Stored data:
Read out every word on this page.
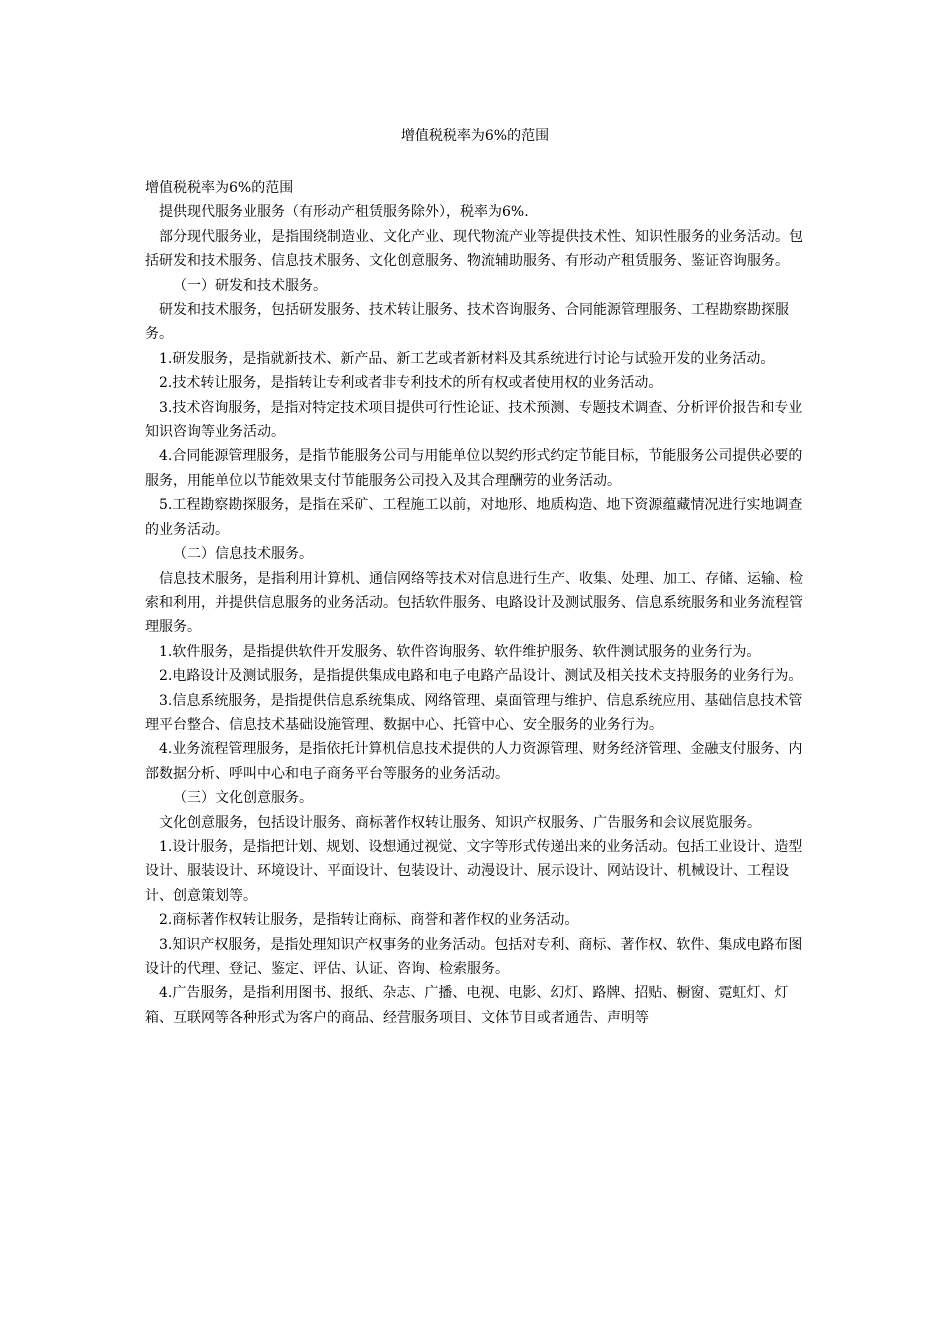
增值税税率为6%的范围

增值税税率为6%的范围

提供现代服务业服务（有形动产租赁服务除外），税率为6%.

部分现代服务业，是指围绕制造业、文化产业、现代物流产业等提供技术性、知识性服务的业务活动。包括研发和技术服务、信息技术服务、文化创意服务、物流辅助服务、有形动产租赁服务、鉴证咨询服务。

（一）研发和技术服务。

研发和技术服务，包括研发服务、技术转让服务、技术咨询服务、合同能源管理服务、工程勘察勘探服务。

1.研发服务，是指就新技术、新产品、新工艺或者新材料及其系统进行讨论与试验开发的业务活动。

2.技术转让服务，是指转让专利或者非专利技术的所有权或者使用权的业务活动。

3.技术咨询服务，是指对特定技术项目提供可行性论证、技术预测、专题技术调查、分析评价报告和专业知识咨询等业务活动。

4.合同能源管理服务，是指节能服务公司与用能单位以契约形式约定节能目标，节能服务公司提供必要的服务，用能单位以节能效果支付节能服务公司投入及其合理酬劳的业务活动。

5.工程勘察勘探服务，是指在采矿、工程施工以前，对地形、地质构造、地下资源蕴藏情况进行实地调查的业务活动。

（二）信息技术服务。

信息技术服务，是指利用计算机、通信网络等技术对信息进行生产、收集、处理、加工、存储、运输、检索和利用，并提供信息服务的业务活动。包括软件服务、电路设计及测试服务、信息系统服务和业务流程管理服务。

1.软件服务，是指提供软件开发服务、软件咨询服务、软件维护服务、软件测试服务的业务行为。

2.电路设计及测试服务，是指提供集成电路和电子电路产品设计、测试及相关技术支持服务的业务行为。

3.信息系统服务，是指提供信息系统集成、网络管理、桌面管理与维护、信息系统应用、基础信息技术管理平台整合、信息技术基础设施管理、数据中心、托管中心、安全服务的业务行为。

4.业务流程管理服务，是指依托计算机信息技术提供的人力资源管理、财务经济管理、金融支付服务、内部数据分析、呼叫中心和电子商务平台等服务的业务活动。

（三）文化创意服务。

文化创意服务，包括设计服务、商标著作权转让服务、知识产权服务、广告服务和会议展览服务。

1.设计服务，是指把计划、规划、设想通过视觉、文字等形式传递出来的业务活动。包括工业设计、造型设计、服装设计、环境设计、平面设计、包装设计、动漫设计、展示设计、网站设计、机械设计、工程设计、创意策划等。

2.商标著作权转让服务，是指转让商标、商誉和著作权的业务活动。

3.知识产权服务，是指处理知识产权事务的业务活动。包括对专利、商标、著作权、软件、集成电路布图设计的代理、登记、鉴定、评估、认证、咨询、检索服务。

4.广告服务，是指利用图书、报纸、杂志、广播、电视、电影、幻灯、路牌、招贴、橱窗、霓虹灯、灯箱、互联网等各种形式为客户的商品、经营服务项目、文体节目或者通告、声明等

§ **BRIEF**
Set the listing down in full and exactly. Pictures within it should not appear in the copy.

§ **COMPLETE ANSWER**
Read out every word on this page.
增值税税率为6%的范围

增值税税率为6%的范围

提供现代服务业服务（有形动产租赁服务除外），税率为6%.

部分现代服务业，是指围绕制造业、文化产业、现代物流产业等提供技术性、知识性服务的业务活动。包括研发和技术服务、信息技术服务、文化创意服务、物流辅助服务、有形动产租赁服务、鉴证咨询服务。

（一）研发和技术服务。

研发和技术服务，包括研发服务、技术转让服务、技术咨询服务、合同能源管理服务、工程勘察勘探服务。

1.研发服务，是指就新技术、新产品、新工艺或者新材料及其系统进行讨论与试验开发的业务活动。

2.技术转让服务，是指转让专利或者非专利技术的所有权或者使用权的业务活动。

3.技术咨询服务，是指对特定技术项目提供可行性论证、技术预测、专题技术调查、分析评价报告和专业知识咨询等业务活动。

4.合同能源管理服务，是指节能服务公司与用能单位以契约形式约定节能目标，节能服务公司提供必要的服务，用能单位以节能效果支付节能服务公司投入及其合理酬劳的业务活动。

5.工程勘察勘探服务，是指在采矿、工程施工以前，对地形、地质构造、地下资源蕴藏情况进行实地调查的业务活动。

（二）信息技术服务。

信息技术服务，是指利用计算机、通信网络等技术对信息进行生产、收集、处理、加工、存储、运输、检索和利用，并提供信息服务的业务活动。包括软件服务、电路设计及测试服务、信息系统服务和业务流程管理服务。

1.软件服务，是指提供软件开发服务、软件咨询服务、软件维护服务、软件测试服务的业务行为。

2.电路设计及测试服务，是指提供集成电路和电子电路产品设计、测试及相关技术支持服务的业务行为。

3.信息系统服务，是指提供信息系统集成、网络管理、桌面管理与维护、信息系统应用、基础信息技术管理平台整合、信息技术基础设施管理、数据中心、托管中心、安全服务的业务行为。

4.业务流程管理服务，是指依托计算机信息技术提供的人力资源管理、财务经济管理、金融支付服务、内部数据分析、呼叫中心和电子商务平台等服务的业务活动。

（三）文化创意服务。

文化创意服务，包括设计服务、商标著作权转让服务、知识产权服务、广告服务和会议展览服务。

1.设计服务，是指把计划、规划、设想通过视觉、文字等形式传递出来的业务活动。包括工业设计、造型设计、服装设计、环境设计、平面设计、包装设计、动漫设计、展示设计、网站设计、机械设计、工程设计、创意策划等。

2.商标著作权转让服务，是指转让商标、商誉和著作权的业务活动。

3.知识产权服务，是指处理知识产权事务的业务活动。包括对专利、商标、著作权、软件、集成电路布图设计的代理、登记、鉴定、评估、认证、咨询、检索服务。

4.广告服务，是指利用图书、报纸、杂志、广播、电视、电影、幻灯、路牌、招贴、橱窗、霓虹灯、灯箱、互联网等各种形式为客户的商品、经营服务项目、文体节目或者通告、声明等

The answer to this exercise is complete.